▸ What you will do
Look through the data below. Pick out the lines holding the string "position".

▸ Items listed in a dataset
◇ ◇ ◇ ◇ ◇ ◇ ◇

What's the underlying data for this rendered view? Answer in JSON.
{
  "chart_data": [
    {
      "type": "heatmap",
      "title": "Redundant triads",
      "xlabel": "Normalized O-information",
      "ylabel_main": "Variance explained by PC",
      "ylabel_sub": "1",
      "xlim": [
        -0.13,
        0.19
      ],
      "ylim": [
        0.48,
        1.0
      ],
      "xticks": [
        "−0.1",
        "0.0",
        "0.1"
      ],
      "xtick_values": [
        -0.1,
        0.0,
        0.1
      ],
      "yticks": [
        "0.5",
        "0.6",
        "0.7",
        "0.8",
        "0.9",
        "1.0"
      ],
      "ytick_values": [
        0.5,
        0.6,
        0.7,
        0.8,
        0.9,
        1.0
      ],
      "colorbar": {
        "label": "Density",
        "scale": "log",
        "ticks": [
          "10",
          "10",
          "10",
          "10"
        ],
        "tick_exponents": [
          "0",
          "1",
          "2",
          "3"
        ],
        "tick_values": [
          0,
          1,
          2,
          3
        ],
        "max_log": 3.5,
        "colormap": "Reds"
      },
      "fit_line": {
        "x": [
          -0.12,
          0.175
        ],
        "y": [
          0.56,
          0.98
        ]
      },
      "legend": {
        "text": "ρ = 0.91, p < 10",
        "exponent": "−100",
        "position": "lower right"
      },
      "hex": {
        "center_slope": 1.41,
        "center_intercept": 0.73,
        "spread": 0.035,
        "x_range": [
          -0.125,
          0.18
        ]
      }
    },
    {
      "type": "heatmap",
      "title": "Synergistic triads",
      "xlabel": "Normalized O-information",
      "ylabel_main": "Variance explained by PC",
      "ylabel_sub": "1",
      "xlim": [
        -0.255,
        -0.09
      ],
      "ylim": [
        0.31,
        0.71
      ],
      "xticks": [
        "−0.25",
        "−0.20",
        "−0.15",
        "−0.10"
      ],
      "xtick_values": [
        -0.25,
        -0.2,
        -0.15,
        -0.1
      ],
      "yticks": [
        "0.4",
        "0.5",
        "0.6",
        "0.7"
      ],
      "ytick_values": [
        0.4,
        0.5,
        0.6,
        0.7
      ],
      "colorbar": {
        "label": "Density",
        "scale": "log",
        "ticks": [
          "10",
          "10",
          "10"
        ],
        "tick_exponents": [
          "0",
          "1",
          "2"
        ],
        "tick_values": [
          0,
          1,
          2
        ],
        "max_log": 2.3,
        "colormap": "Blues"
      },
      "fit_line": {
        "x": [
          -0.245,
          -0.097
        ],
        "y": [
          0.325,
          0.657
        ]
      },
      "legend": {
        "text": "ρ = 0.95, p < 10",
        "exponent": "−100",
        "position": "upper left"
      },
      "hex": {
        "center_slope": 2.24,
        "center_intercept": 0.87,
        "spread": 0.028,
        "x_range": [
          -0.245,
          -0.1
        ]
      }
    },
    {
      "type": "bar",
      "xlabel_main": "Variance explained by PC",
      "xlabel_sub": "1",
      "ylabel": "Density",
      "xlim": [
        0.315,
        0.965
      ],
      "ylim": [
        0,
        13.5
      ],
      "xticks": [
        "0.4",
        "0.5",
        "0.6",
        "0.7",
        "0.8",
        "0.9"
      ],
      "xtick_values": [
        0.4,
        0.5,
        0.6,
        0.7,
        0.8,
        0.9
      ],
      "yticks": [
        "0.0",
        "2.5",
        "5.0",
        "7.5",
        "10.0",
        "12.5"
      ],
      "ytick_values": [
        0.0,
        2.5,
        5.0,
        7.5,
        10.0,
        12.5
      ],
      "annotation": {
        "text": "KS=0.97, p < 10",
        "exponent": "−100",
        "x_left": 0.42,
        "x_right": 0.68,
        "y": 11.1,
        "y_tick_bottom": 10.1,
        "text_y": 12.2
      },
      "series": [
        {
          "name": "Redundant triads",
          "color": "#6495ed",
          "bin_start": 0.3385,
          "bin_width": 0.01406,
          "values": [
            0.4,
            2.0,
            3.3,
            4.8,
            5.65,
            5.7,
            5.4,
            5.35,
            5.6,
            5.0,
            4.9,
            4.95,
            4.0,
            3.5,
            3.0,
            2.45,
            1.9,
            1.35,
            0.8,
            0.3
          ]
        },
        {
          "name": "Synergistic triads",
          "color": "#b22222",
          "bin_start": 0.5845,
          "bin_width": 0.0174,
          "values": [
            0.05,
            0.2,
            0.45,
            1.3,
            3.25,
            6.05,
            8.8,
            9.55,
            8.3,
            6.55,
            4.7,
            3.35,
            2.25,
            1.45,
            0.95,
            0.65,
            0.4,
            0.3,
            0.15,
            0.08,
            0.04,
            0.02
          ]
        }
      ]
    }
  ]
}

◇ ◇ ◇ ◇ ◇ ◇ ◇

▸ Complete answer
        "position": "lower right"
        "position": "upper left"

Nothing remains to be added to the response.